● CHALLENGE:
Quote the data below in full, minus the images.
>> begin ENTRIES SHOWN
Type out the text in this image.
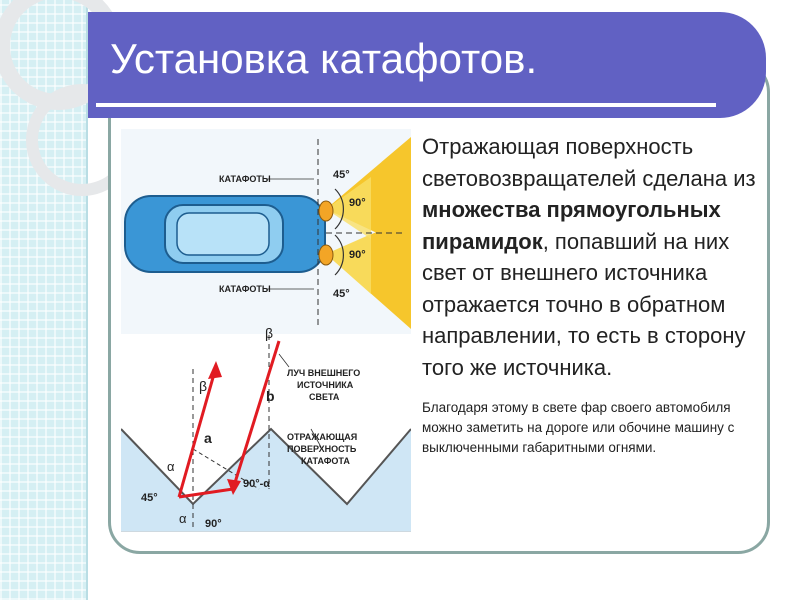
Установка катафотов.
КАТАФОТЫ
КАТАФОТЫ
45°
90°
90°
45°
β
β
b
a
α
α
45°
90°
90°-α
ЛУЧ ВНЕШНЕГО
ИСТОЧНИКА
СВЕТА
ОТРАЖАЮЩАЯ
ПОВЕРХНОСТЬ
КАТАФОТА
Отражающая поверхность световозвращателей сделана из множества прямоугольных пирамидок, попавший на них свет от внешнего источника отражается точно в обратном направлении, то есть в сторону того же источника.
Благодаря этому в свете фар своего автомобиля можно заметить на дороге или обочине машину с выключенными габаритными огнями.
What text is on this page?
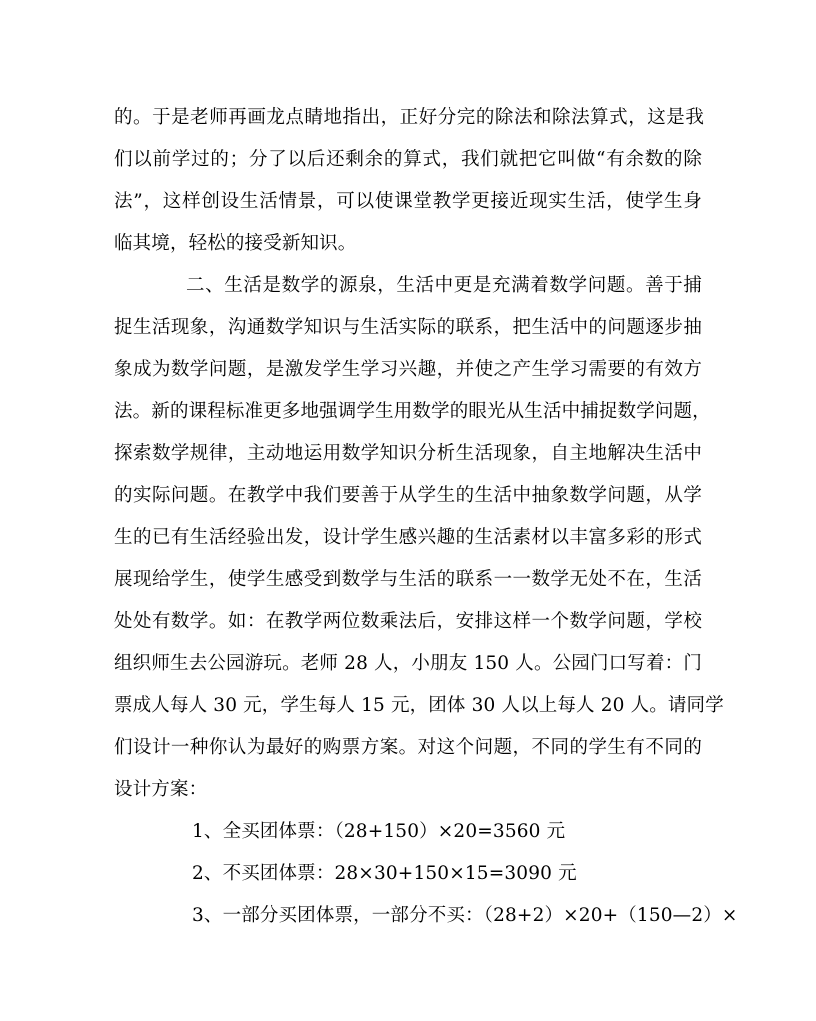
的。于是老师再画龙点睛地指出，正好分完的除法和除法算式，这是我
们以前学过的；分了以后还剩余的算式，我们就把它叫做“有余数的除
法”，这样创设生活情景，可以使课堂教学更接近现实生活，使学生身
临其境，轻松的接受新知识。
二、生活是数学的源泉，生活中更是充满着数学问题。善于捕
捉生活现象，沟通数学知识与生活实际的联系，把生活中的问题逐步抽
象成为数学问题，是激发学生学习兴趣，并使之产生学习需要的有效方
法。新的课程标准更多地强调学生用数学的眼光从生活中捕捉数学问题，
探索数学规律，主动地运用数学知识分析生活现象，自主地解决生活中
的实际问题。在教学中我们要善于从学生的生活中抽象数学问题，从学
生的已有生活经验出发，设计学生感兴趣的生活素材以丰富多彩的形式
展现给学生，使学生感受到数学与生活的联系一一数学无处不在，生活
处处有数学。如：在教学两位数乘法后，安排这样一个数学问题，学校
组织师生去公园游玩。老师 28 人，小朋友 150 人。公园门口写着：门
票成人每人 30 元，学生每人 15 元，团体 30 人以上每人 20 人。请同学
们设计一种你认为最好的购票方案。对这个问题，不同的学生有不同的
设计方案：
1、全买团体票：（28+150）×20=3560 元
2、不买团体票：28×30+150×15=3090 元
3、一部分买团体票，一部分不买：（28+2）×20+（150—2）×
>> end ENTRIES SHOWN
● WORKED ANSWER:
Type out the text in this image.
Установка катафотов.
КАТАФОТЫ
КАТАФОТЫ
45°
90°
90°
45°
β
β
b
a
α
α
45°
90°
90°-α
ЛУЧ ВНЕШНЕГО
ИСТОЧНИКА
СВЕТА
ОТРАЖАЮЩАЯ
ПОВЕРХНОСТЬ
КАТАФОТА
Отражающая поверхность световозвращателей сделана из множества прямоугольных пирамидок, попавший на них свет от внешнего источника отражается точно в обратном направлении, то есть в сторону того же источника.
Благодаря этому в свете фар своего автомобиля можно заметить на дороге или обочине машину с выключенными габаритными огнями.
What text is on this page?
的。于是老师再画龙点睛地指出，正好分完的除法和除法算式，这是我
们以前学过的；分了以后还剩余的算式，我们就把它叫做“有余数的除
法”，这样创设生活情景，可以使课堂教学更接近现实生活，使学生身
临其境，轻松的接受新知识。
二、生活是数学的源泉，生活中更是充满着数学问题。善于捕
捉生活现象，沟通数学知识与生活实际的联系，把生活中的问题逐步抽
象成为数学问题，是激发学生学习兴趣，并使之产生学习需要的有效方
法。新的课程标准更多地强调学生用数学的眼光从生活中捕捉数学问题，
探索数学规律，主动地运用数学知识分析生活现象，自主地解决生活中
的实际问题。在教学中我们要善于从学生的生活中抽象数学问题，从学
生的已有生活经验出发，设计学生感兴趣的生活素材以丰富多彩的形式
展现给学生，使学生感受到数学与生活的联系一一数学无处不在，生活
处处有数学。如：在教学两位数乘法后，安排这样一个数学问题，学校
组织师生去公园游玩。老师 28 人，小朋友 150 人。公园门口写着：门
票成人每人 30 元，学生每人 15 元，团体 30 人以上每人 20 人。请同学
们设计一种你认为最好的购票方案。对这个问题，不同的学生有不同的
设计方案：
1、全买团体票：（28+150）×20=3560 元
2、不买团体票：28×30+150×15=3090 元
3、一部分买团体票，一部分不买：（28+2）×20+（150—2）×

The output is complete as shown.